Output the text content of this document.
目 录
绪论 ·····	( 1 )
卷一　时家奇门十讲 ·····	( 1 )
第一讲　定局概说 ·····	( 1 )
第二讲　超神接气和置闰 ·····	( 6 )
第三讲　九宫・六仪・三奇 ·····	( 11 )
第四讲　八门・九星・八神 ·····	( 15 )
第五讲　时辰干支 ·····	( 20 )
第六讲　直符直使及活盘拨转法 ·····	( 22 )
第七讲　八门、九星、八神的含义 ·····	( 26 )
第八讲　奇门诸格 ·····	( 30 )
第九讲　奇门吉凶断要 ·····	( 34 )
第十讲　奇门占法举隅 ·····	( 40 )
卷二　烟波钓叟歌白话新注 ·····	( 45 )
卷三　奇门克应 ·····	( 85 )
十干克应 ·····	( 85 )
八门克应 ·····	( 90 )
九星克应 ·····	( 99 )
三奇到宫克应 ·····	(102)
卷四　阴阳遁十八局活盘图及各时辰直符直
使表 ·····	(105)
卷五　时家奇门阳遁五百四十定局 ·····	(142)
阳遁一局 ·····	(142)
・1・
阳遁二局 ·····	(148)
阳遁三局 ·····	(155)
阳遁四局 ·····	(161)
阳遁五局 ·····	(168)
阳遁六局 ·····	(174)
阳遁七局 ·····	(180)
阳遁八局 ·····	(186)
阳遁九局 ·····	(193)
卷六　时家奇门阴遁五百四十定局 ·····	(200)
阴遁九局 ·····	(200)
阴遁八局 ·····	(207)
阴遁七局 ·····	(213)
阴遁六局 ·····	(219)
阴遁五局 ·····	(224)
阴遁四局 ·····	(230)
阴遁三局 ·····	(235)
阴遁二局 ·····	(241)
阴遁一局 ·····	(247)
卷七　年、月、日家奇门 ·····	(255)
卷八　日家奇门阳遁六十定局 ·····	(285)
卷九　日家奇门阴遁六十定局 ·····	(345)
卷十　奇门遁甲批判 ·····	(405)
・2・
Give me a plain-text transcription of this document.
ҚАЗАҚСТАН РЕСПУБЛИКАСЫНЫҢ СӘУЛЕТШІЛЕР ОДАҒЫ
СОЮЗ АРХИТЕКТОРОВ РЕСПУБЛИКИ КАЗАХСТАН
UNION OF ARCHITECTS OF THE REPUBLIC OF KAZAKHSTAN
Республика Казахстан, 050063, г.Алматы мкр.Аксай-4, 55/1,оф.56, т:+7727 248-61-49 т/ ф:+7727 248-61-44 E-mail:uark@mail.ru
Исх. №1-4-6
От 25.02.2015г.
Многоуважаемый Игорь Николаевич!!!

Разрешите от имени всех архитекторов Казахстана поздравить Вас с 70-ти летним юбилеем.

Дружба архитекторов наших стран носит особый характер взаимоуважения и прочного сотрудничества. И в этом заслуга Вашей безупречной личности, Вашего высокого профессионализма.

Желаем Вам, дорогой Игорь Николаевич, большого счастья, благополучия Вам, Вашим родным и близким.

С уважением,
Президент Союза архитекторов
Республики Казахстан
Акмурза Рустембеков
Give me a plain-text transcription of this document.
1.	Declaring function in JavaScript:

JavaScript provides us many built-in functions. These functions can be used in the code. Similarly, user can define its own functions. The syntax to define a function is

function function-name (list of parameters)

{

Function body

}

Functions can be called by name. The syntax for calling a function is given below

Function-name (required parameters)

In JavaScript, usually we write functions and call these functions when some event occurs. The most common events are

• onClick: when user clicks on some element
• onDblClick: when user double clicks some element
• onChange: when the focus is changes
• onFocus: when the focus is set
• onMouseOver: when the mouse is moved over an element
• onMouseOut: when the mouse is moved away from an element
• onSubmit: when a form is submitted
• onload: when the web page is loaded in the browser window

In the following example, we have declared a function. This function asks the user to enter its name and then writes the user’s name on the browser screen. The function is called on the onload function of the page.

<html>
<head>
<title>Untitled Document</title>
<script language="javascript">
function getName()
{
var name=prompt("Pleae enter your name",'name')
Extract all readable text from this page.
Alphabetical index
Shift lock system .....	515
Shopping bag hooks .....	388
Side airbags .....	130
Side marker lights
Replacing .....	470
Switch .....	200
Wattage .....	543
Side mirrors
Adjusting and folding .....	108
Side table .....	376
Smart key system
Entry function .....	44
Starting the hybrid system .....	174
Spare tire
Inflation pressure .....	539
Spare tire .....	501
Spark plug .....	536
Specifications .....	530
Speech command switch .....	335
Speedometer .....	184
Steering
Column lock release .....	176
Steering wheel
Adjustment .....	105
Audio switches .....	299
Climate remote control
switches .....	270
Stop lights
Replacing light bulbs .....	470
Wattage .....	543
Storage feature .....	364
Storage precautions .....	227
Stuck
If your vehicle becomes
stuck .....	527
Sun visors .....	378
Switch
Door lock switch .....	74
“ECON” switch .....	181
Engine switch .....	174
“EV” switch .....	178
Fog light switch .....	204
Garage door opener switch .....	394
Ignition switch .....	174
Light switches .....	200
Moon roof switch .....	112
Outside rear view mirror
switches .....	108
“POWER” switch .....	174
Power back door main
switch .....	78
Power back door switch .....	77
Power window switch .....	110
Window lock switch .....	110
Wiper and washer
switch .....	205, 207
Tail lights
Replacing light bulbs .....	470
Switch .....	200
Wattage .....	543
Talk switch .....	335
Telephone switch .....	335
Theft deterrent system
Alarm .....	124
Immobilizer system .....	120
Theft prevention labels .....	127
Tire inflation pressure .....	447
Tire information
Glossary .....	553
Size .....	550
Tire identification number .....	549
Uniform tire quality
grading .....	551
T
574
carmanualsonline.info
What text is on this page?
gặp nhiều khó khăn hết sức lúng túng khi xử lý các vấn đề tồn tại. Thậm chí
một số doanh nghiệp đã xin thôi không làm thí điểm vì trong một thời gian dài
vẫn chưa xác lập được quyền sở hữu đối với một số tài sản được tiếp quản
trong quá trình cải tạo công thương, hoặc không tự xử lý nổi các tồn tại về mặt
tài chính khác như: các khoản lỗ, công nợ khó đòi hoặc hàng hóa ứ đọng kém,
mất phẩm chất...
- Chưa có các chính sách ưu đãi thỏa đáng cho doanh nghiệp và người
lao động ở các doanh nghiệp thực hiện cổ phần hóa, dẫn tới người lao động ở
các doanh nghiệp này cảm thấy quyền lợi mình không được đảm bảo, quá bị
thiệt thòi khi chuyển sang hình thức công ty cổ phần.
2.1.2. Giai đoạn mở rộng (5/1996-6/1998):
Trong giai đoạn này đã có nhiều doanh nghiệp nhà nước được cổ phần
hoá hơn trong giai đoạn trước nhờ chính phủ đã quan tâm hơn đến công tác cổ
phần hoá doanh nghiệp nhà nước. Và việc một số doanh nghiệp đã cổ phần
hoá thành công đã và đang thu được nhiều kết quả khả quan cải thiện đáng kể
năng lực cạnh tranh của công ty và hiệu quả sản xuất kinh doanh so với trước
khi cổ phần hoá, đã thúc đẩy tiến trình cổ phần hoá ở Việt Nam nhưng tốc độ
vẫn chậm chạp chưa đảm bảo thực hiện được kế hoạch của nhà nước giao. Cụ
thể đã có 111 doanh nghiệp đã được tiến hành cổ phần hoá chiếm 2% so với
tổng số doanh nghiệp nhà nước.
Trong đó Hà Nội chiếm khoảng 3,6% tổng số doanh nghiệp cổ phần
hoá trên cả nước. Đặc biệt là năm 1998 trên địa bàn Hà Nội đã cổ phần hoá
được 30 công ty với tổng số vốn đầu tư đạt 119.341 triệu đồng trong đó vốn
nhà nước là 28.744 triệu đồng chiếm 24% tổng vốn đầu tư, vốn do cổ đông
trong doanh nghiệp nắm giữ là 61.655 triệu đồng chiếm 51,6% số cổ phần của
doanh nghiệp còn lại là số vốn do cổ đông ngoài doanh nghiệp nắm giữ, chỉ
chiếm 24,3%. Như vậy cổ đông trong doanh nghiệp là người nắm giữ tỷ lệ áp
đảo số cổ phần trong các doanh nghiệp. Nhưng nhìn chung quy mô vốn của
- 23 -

_WRITTEN EXERCISE:_
Note every line above where the string "parameters" shows up, and copy those lines.

_EXERCISE RESPONSE:_
function function-name (list of parameters)
Function-name (required parameters)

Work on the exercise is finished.